-- start of Supplied data --
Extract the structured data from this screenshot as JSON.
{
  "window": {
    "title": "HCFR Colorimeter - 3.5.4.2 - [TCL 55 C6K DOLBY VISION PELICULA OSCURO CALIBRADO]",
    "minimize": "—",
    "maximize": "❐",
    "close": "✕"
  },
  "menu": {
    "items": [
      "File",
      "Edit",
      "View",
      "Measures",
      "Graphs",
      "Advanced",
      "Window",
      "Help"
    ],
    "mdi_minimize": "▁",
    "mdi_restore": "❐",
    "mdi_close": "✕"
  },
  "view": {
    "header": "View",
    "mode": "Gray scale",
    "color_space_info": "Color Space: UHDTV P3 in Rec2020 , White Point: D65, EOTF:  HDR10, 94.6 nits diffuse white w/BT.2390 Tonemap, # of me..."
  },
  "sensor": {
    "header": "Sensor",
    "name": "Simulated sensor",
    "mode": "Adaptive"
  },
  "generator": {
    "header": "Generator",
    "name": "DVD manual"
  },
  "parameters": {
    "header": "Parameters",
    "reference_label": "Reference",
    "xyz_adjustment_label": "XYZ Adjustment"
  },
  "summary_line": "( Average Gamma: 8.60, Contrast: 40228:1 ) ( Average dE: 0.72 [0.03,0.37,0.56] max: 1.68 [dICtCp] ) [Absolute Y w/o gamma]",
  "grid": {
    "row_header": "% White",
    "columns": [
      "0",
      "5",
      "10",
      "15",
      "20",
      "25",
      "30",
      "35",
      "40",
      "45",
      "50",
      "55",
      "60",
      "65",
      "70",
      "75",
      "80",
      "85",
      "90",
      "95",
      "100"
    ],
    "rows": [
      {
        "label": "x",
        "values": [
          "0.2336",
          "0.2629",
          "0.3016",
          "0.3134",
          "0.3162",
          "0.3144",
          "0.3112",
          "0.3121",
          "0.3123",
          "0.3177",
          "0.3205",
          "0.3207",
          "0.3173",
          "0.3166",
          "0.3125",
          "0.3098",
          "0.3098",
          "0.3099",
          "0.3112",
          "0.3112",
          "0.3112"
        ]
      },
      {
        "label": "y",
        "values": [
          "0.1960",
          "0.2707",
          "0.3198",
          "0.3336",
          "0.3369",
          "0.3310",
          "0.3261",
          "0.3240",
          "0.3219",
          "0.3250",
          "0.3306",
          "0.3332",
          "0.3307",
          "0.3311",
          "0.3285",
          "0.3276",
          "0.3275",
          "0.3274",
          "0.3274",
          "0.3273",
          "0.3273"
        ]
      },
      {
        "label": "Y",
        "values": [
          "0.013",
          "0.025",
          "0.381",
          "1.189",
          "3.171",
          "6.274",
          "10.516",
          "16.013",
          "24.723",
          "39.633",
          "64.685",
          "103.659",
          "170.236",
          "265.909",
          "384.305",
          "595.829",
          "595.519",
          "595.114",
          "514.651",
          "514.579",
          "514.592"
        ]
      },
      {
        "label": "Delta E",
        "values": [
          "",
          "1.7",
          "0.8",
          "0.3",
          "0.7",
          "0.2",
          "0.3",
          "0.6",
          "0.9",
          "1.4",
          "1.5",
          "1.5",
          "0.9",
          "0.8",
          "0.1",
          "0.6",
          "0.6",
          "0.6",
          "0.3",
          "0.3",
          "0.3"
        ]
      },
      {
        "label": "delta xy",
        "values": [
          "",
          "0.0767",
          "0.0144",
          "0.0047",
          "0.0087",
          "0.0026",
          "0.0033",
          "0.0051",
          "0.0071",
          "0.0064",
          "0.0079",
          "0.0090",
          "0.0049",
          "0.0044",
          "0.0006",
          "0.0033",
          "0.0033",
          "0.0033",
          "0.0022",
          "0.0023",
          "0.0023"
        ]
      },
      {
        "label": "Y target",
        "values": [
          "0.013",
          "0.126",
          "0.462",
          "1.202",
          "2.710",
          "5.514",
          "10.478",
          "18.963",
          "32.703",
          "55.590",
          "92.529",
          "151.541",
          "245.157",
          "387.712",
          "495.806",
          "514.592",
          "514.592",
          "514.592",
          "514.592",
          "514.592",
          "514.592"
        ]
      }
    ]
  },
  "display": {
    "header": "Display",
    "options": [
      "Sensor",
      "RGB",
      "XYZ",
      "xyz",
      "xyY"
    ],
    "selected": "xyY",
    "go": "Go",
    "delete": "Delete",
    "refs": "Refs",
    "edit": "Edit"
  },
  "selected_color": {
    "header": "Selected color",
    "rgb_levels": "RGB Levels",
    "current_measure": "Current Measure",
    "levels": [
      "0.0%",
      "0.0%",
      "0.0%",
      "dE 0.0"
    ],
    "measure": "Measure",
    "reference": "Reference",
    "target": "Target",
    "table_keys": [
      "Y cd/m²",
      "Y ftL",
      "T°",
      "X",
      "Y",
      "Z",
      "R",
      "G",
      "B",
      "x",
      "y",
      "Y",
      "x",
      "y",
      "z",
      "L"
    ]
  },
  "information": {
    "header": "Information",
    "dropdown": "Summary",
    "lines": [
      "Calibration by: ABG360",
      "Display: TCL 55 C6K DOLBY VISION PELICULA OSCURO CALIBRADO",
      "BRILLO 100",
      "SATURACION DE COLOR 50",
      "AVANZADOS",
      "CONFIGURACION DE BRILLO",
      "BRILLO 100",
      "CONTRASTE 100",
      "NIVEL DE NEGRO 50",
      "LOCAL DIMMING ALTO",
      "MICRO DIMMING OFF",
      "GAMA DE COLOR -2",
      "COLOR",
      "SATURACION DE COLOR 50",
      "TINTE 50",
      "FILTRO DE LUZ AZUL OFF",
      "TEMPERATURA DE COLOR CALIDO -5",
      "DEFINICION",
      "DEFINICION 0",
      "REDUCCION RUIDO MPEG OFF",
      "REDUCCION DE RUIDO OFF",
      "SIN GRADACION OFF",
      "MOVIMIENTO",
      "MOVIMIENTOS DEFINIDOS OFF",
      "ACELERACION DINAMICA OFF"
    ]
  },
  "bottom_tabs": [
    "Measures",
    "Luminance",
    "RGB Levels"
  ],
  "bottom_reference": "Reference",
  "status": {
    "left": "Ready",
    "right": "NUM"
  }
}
-- end of Supplied data --
* [Problem]: Locate all lines holding the word "Reference", then copy them out.

* [Problem solution]:
    "reference_label": "Reference",
    "reference": "Reference",
  "bottom_reference": "Reference",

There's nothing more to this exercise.